— begin —
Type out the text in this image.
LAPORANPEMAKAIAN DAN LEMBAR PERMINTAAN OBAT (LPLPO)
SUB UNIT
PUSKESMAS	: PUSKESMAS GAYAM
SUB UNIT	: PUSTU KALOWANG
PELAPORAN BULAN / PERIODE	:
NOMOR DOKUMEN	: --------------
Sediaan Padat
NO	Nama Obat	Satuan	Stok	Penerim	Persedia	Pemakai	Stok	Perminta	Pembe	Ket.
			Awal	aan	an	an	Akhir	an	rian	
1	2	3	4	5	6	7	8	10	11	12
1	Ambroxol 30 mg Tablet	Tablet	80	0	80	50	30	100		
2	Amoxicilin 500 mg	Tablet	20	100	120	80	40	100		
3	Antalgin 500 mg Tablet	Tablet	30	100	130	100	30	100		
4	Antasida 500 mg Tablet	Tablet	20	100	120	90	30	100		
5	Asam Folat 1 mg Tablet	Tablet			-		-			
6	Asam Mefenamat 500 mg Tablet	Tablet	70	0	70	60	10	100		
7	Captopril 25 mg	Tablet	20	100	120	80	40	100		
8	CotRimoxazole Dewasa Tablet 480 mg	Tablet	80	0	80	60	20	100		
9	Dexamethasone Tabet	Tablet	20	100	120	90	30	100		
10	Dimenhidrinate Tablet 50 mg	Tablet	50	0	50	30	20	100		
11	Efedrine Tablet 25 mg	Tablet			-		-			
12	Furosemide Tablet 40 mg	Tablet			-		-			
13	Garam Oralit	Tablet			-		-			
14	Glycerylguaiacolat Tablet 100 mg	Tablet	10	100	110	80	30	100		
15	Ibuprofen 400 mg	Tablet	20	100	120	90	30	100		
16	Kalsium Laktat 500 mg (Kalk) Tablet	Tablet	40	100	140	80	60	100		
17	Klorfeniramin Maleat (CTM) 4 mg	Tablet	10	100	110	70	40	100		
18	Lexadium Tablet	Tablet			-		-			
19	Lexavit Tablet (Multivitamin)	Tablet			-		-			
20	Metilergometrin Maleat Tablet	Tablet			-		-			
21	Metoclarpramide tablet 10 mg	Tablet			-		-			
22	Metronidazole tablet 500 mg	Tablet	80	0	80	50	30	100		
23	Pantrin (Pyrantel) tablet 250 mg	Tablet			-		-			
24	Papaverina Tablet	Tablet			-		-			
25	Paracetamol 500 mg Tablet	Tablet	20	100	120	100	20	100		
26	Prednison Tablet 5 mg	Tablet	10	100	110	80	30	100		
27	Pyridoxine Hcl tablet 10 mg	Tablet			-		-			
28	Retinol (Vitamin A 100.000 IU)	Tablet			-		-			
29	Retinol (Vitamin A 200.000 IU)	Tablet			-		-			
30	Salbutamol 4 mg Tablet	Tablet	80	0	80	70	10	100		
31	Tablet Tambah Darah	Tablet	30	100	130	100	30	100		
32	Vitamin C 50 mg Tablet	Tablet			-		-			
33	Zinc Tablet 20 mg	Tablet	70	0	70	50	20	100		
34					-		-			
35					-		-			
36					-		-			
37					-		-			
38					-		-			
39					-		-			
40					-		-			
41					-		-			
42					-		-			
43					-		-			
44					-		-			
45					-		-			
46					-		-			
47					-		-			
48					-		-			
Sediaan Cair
— end —
PROBLEM REQUIREMENTS → Return every line of the material exactly.

OUTPUT →
Type out the text in this image.
LAPORANPEMAKAIAN DAN LEMBAR PERMINTAAN OBAT (LPLPO)
SUB UNIT
PUSKESMAS	: PUSKESMAS GAYAM
SUB UNIT	: PUSTU KALOWANG
PELAPORAN BULAN / PERIODE	:
NOMOR DOKUMEN	: --------------
Sediaan Padat
NO	Nama Obat	Satuan	Stok	Penerim	Persedia	Pemakai	Stok	Perminta	Pembe	Ket.
			Awal	aan	an	an	Akhir	an	rian	
1	2	3	4	5	6	7	8	10	11	12
1	Ambroxol 30 mg Tablet	Tablet	80	0	80	50	30	100		
2	Amoxicilin 500 mg	Tablet	20	100	120	80	40	100		
3	Antalgin 500 mg Tablet	Tablet	30	100	130	100	30	100		
4	Antasida 500 mg Tablet	Tablet	20	100	120	90	30	100		
5	Asam Folat 1 mg Tablet	Tablet			-		-			
6	Asam Mefenamat 500 mg Tablet	Tablet	70	0	70	60	10	100		
7	Captopril 25 mg	Tablet	20	100	120	80	40	100		
8	CotRimoxazole Dewasa Tablet 480 mg	Tablet	80	0	80	60	20	100		
9	Dexamethasone Tabet	Tablet	20	100	120	90	30	100		
10	Dimenhidrinate Tablet 50 mg	Tablet	50	0	50	30	20	100		
11	Efedrine Tablet 25 mg	Tablet			-		-			
12	Furosemide Tablet 40 mg	Tablet			-		-			
13	Garam Oralit	Tablet			-		-			
14	Glycerylguaiacolat Tablet 100 mg	Tablet	10	100	110	80	30	100		
15	Ibuprofen 400 mg	Tablet	20	100	120	90	30	100		
16	Kalsium Laktat 500 mg (Kalk) Tablet	Tablet	40	100	140	80	60	100		
17	Klorfeniramin Maleat (CTM) 4 mg	Tablet	10	100	110	70	40	100		
18	Lexadium Tablet	Tablet			-		-			
19	Lexavit Tablet (Multivitamin)	Tablet			-		-			
20	Metilergometrin Maleat Tablet	Tablet			-		-			
21	Metoclarpramide tablet 10 mg	Tablet			-		-			
22	Metronidazole tablet 500 mg	Tablet	80	0	80	50	30	100		
23	Pantrin (Pyrantel) tablet 250 mg	Tablet			-		-			
24	Papaverina Tablet	Tablet			-		-			
25	Paracetamol 500 mg Tablet	Tablet	20	100	120	100	20	100		
26	Prednison Tablet 5 mg	Tablet	10	100	110	80	30	100		
27	Pyridoxine Hcl tablet 10 mg	Tablet			-		-			
28	Retinol (Vitamin A 100.000 IU)	Tablet			-		-			
29	Retinol (Vitamin A 200.000 IU)	Tablet			-		-			
30	Salbutamol 4 mg Tablet	Tablet	80	0	80	70	10	100		
31	Tablet Tambah Darah	Tablet	30	100	130	100	30	100		
32	Vitamin C 50 mg Tablet	Tablet			-		-			
33	Zinc Tablet 20 mg	Tablet	70	0	70	50	20	100		
34					-		-			
35					-		-			
36					-		-			
37					-		-			
38					-		-			
39					-		-			
40					-		-			
41					-		-			
42					-		-			
43					-		-			
44					-		-			
45					-		-			
46					-		-			
47					-		-			
48					-		-			
Sediaan Cair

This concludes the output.